INSTRUCTIONS TO FOLLOW: Pick out each line below containing "color".
•••••
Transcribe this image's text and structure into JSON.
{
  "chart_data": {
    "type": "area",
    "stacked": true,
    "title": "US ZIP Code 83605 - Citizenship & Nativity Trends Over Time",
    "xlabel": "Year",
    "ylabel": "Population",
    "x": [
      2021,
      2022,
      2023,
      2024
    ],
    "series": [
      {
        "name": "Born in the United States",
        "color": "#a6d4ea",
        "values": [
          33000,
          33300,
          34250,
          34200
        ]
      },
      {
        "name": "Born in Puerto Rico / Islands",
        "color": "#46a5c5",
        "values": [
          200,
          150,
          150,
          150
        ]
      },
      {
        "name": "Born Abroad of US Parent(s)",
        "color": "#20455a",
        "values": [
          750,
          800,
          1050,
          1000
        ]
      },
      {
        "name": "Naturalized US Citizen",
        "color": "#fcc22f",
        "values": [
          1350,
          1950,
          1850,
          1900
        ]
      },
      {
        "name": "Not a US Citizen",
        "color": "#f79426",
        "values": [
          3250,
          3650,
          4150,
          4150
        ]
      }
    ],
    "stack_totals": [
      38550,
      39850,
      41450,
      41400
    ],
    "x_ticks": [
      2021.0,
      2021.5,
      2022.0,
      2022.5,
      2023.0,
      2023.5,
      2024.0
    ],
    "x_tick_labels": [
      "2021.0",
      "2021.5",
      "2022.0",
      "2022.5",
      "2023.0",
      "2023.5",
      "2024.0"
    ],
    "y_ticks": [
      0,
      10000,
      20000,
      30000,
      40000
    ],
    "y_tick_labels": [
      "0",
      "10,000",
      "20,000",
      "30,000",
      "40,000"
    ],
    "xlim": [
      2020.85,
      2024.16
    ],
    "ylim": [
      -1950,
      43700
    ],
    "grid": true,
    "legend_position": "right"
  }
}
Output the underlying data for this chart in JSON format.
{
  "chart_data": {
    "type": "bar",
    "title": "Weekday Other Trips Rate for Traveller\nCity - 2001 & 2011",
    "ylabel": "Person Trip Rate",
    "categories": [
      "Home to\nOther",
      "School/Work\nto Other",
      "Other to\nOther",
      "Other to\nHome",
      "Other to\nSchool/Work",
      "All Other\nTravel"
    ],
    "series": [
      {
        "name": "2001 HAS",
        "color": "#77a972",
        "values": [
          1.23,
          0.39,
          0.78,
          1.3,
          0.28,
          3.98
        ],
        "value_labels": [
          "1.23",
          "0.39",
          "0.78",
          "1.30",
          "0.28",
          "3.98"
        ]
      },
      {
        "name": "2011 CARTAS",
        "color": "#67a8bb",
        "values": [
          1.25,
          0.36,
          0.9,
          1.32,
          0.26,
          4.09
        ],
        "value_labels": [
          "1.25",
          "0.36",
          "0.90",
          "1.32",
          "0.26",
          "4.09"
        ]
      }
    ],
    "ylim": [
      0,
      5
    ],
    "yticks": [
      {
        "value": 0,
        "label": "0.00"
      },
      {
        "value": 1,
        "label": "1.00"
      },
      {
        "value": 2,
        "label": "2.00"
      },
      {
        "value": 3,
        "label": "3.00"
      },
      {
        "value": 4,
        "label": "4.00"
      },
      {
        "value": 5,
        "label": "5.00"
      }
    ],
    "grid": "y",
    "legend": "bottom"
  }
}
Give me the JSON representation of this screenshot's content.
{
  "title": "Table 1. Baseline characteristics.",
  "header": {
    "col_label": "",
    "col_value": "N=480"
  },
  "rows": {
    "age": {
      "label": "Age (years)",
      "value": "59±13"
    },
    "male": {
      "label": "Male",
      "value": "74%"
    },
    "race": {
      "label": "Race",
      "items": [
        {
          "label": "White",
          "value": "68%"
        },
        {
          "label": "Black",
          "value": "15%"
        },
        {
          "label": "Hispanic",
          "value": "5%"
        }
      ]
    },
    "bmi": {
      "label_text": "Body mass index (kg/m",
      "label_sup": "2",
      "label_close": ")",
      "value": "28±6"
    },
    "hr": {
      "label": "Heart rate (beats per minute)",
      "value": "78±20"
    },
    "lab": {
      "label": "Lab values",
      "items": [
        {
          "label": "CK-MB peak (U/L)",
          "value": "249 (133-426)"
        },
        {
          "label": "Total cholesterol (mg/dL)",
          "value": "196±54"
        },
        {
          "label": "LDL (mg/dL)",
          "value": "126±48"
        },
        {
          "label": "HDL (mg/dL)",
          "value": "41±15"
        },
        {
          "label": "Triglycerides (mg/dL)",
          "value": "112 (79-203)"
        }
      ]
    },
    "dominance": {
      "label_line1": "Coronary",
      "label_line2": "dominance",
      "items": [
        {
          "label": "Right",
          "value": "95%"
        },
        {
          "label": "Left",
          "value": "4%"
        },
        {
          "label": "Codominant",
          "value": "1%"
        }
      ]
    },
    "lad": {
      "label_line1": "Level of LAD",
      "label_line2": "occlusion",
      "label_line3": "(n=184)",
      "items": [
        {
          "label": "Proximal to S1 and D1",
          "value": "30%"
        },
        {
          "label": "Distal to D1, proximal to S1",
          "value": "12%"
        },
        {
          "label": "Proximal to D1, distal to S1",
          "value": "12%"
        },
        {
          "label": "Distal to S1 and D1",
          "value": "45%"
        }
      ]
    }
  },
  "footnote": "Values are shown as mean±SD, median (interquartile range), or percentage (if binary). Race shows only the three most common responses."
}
•••••
WRITTEN ANSWER:
        "color": "#a6d4ea",
        "color": "#46a5c5",
        "color": "#20455a",
        "color": "#fcc22f",
        "color": "#f79426",
        "color": "#77a972",
        "color": "#67a8bb",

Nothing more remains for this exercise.